→ **Written exercise A**
According to the forum post on Pakistan's middle class, how many income tax payers does Pakistan allegedly have?
→ **Written exercise B**
Write the next part of the forum post on Pakistan's middle class, picking up after its final sentence.

→ **Text segment**
[start]

Why is Pakistan such a basketcase?

Hmmph, your cites on middle classes in Pakistan do not impress.

One cite is a blog - which is merely an opinion dressed up as fact, one cite states that the sales of a particular very small car has increased - hardly a ringing endorsement of the rise of middle class since this is common in many other countires - and your third states there are around 5 million who have risen from true poverty to lower middle class.

5 million out of a population of over 170 millions, and these are right at the bottom end, which in turn implies that the remainder of the middle classes are of a smaller number than that, so perhaps we have 10 millions. This are significant numbers in absolute terms, but are politically meaningless.

The most optimistic assessment of the middle class numbers is 30 millions, still politically meaningless, they are concentrated into few areas and they have almost no influence.

Some figures do not add up however, because there are allegedly 2.8 million income tax payers in Pakistan, even if that is a gross underestimation, you would have to expect that to qualify as middle class then you would have an income significant enough to be paying income tax.

As for the media, and the courts being free, of course they are not, they are sensible in that they understand the limitations within which they work, and so they self censor, to do anything else would not be physically safe.

[end]

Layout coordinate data

[start]

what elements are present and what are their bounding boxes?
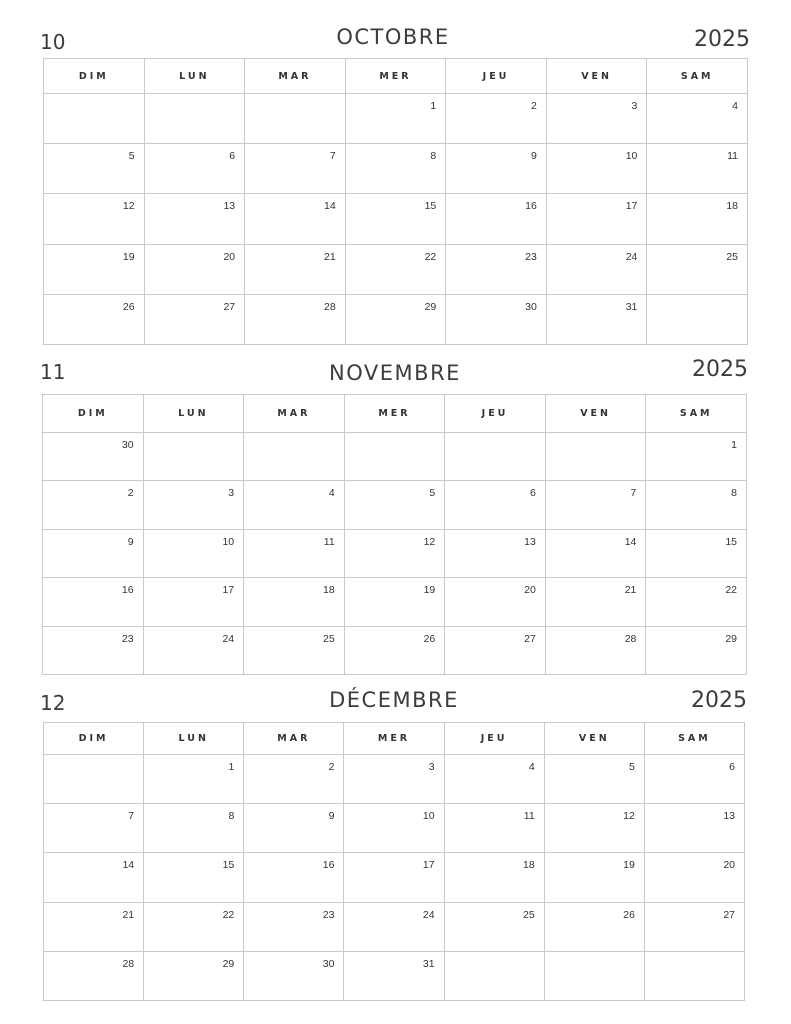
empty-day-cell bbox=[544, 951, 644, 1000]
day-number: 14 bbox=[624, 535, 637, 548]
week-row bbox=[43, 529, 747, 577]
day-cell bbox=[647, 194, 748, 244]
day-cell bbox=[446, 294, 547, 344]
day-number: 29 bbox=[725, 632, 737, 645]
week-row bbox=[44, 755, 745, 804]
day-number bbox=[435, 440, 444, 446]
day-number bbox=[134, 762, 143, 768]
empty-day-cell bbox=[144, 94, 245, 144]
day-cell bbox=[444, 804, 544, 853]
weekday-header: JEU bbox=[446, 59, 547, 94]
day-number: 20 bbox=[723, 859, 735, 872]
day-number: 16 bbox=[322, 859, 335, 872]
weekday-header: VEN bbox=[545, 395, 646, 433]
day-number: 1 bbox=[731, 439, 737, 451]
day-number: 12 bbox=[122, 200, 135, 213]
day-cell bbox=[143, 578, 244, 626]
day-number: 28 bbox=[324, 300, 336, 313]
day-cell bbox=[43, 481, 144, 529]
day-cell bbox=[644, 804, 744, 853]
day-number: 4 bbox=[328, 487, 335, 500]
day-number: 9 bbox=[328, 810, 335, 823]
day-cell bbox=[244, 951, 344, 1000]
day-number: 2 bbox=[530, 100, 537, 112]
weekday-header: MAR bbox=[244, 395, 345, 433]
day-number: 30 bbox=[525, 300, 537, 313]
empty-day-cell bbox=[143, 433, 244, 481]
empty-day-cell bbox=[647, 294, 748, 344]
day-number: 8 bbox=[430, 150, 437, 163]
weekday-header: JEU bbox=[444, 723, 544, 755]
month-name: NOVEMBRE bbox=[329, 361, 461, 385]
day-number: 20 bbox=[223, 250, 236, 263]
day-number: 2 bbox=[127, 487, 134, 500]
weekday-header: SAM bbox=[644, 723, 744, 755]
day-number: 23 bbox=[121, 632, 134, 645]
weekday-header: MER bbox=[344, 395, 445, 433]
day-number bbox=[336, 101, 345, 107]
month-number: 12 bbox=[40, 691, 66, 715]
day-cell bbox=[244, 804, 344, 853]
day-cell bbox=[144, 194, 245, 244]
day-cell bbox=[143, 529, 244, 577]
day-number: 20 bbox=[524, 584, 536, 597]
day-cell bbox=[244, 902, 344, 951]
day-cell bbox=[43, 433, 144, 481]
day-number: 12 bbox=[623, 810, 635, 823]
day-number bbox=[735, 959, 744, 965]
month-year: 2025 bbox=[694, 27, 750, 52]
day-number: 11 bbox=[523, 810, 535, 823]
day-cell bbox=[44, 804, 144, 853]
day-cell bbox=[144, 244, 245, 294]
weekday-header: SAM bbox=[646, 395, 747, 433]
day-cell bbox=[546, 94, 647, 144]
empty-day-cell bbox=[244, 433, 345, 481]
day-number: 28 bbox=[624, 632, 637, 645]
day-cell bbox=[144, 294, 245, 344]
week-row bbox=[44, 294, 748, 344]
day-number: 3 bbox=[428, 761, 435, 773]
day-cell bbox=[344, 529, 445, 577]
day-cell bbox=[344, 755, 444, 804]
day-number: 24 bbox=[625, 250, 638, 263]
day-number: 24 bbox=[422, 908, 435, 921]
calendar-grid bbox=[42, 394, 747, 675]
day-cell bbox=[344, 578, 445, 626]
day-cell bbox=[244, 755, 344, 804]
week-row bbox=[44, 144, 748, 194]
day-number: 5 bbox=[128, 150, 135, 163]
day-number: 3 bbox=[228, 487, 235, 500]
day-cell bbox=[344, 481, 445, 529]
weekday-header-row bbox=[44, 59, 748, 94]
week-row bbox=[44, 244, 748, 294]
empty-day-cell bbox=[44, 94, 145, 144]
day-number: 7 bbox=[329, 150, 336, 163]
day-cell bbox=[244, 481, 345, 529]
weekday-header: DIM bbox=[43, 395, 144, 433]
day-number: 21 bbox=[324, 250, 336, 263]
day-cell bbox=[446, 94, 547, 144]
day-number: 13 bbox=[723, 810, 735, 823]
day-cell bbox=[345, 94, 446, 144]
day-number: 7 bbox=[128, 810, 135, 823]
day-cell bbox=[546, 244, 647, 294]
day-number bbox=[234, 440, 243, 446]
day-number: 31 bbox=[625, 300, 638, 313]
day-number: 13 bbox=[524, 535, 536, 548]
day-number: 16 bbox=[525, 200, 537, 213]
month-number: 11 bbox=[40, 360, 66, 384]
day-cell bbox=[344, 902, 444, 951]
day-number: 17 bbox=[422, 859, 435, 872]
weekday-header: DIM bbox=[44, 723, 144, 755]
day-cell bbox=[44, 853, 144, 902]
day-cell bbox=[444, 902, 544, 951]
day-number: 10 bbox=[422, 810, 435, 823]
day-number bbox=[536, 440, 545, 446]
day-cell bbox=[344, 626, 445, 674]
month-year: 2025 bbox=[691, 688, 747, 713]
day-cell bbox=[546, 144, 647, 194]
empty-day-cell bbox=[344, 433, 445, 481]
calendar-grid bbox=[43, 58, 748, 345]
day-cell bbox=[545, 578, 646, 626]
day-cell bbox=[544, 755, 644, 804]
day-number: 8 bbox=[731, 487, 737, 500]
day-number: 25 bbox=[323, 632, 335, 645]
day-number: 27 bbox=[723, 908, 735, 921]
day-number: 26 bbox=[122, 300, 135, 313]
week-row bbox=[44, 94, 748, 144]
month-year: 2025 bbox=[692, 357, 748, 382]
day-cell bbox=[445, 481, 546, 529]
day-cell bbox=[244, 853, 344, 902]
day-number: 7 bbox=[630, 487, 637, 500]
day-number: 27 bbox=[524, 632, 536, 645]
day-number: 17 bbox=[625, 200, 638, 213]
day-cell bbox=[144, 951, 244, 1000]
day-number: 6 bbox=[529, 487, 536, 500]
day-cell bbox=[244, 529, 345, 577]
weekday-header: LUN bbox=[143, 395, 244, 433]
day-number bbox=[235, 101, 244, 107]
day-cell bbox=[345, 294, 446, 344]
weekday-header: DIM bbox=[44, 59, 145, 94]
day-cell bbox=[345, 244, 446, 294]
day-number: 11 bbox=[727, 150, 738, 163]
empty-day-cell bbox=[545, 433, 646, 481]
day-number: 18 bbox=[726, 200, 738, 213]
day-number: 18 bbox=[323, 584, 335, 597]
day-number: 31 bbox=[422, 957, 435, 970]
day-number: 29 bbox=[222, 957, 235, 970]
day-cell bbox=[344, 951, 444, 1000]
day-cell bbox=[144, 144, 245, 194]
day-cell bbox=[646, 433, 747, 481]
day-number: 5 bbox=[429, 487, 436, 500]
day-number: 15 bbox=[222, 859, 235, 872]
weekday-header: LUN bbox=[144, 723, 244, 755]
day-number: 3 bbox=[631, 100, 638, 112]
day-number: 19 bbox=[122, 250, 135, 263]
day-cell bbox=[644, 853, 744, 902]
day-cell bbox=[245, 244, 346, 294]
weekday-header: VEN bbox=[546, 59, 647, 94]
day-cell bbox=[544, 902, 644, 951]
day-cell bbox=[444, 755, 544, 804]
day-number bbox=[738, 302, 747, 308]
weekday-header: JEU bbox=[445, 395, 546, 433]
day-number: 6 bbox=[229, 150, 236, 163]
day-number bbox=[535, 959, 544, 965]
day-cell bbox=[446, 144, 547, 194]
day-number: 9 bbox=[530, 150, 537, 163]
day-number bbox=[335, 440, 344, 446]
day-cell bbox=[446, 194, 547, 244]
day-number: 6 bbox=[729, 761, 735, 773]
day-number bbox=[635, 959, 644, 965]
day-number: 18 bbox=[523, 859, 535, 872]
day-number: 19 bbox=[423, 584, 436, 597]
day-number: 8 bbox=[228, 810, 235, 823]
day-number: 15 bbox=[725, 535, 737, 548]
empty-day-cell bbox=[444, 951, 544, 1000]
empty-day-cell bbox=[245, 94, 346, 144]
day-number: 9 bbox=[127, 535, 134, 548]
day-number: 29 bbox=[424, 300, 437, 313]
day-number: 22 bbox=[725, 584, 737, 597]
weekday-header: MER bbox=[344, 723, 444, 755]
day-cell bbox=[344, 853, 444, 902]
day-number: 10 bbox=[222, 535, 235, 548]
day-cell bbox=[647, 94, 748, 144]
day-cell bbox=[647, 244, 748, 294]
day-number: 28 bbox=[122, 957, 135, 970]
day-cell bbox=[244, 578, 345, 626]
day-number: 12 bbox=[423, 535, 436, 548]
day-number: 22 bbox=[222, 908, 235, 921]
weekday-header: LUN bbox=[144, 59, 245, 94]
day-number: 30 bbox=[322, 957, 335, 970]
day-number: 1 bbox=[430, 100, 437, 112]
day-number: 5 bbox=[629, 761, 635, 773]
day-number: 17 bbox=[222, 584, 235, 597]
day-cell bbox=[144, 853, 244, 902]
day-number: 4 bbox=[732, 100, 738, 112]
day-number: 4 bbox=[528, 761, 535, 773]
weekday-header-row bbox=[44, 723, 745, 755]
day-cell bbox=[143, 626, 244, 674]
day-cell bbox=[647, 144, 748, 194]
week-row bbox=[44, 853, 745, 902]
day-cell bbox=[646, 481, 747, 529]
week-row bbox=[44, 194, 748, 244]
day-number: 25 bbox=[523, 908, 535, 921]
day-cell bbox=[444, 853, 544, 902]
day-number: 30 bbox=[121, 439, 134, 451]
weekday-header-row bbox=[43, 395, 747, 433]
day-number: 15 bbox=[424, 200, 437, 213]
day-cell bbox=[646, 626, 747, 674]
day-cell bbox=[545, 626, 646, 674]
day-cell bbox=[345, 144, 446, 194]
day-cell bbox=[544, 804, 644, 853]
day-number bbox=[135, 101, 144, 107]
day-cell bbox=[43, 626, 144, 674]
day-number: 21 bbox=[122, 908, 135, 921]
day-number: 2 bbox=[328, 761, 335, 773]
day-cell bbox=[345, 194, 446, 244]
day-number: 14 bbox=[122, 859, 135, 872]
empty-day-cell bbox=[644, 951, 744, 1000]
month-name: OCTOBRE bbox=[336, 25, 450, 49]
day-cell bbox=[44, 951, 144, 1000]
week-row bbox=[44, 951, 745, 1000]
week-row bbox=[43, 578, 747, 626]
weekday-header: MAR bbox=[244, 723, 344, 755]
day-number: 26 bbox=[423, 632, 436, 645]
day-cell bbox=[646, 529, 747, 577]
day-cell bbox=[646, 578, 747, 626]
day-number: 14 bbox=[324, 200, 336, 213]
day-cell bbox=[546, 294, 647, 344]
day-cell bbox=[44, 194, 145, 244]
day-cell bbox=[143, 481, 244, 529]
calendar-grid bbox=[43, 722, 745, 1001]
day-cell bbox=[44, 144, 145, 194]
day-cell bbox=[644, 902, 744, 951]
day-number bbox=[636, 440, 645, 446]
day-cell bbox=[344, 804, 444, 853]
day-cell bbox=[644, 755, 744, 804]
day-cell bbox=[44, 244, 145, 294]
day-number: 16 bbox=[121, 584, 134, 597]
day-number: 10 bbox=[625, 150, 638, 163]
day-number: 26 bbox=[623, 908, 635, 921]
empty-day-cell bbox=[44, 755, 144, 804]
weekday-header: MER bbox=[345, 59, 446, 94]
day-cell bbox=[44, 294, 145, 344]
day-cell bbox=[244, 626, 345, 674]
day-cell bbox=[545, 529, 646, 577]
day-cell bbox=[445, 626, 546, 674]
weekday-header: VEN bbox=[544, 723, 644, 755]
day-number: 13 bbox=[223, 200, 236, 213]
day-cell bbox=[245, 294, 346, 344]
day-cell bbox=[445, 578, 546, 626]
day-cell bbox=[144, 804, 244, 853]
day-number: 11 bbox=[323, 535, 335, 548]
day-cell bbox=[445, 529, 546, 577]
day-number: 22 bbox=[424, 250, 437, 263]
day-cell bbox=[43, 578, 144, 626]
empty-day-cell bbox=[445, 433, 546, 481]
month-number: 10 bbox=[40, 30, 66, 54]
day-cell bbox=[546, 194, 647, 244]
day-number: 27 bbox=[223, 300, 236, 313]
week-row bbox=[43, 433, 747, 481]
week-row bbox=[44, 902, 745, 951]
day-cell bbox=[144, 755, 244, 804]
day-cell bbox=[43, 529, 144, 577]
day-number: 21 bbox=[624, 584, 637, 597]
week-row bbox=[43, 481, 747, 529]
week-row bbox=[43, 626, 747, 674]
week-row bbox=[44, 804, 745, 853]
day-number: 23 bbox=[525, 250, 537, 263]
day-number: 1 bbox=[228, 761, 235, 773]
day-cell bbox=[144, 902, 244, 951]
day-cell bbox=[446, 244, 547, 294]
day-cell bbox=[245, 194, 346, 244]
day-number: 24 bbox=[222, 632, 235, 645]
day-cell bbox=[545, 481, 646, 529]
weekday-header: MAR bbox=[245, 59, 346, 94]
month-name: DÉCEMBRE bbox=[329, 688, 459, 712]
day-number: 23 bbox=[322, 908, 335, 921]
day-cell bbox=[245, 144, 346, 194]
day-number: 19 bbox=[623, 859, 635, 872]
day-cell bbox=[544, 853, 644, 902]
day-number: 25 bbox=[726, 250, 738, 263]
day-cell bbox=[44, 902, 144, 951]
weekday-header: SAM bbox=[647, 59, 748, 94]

[end]

→ **Exercise response A**
About 2.8 million.

→ **Exercise response B**
You should also note, the definition of middle class in the UK is very differant to that in Pakistan, I would expect that you would call our middle class amongst the most wealthy people in Pakistan.

Until the size of the middle classes grows much more significantly, to around 40-50% of the population, and with a significant income, I really think Pakistan will remain stuck in large areas in the 15th century.

Employment rates are relatively low, and the outlook of Islam is such that women are not yet an economic force in the way they are in most of the G20 nations, when they are, we might expect to see some changes.

What will happen should the middle classes increase in number enough to develop political structures? There will probably be a huge divide between urban Pakistanis and rural ones, just as we see in many other redeveloping nations, where you get a divide that causes immense friction, where politicians end up with geographical power bases and try to use this to dominate over others, and it seems to be the more conservative elements in almost any nation where this happens that do the repressing.

Har jaga milta hai for a sufficient number of years?
I doubt it, once you get beyond even Oghi in the Mansehra District. Kiosk-based dial-up in larger towns, maybe. I was raised (obvious from my former post) before Hazara ceased to be a district. (I’m kind of a geezer.)

But to the point at hand. Yes; NGOs are careful and discreet. And the reason they may not be perceived that way is exactly the distinction I’m trying to make. An NGO that has a woman working in jeans and a T-shirt with uncovered closely-cropped hair in Pakhtunkwa has just offended much of the populace and risks the mullah’s demand to be ejected. They are careful not to do so precisely because the Islamic culture is so militantly restrictive and it’s so easy to offend. It’s one thing when an offense results in hurt feelings because you ignored the cultural norms. It’s quite another when the sanction for an offense is to expel or condemn (literally, put a death sentence on) an aid worker trying to help your citizenry.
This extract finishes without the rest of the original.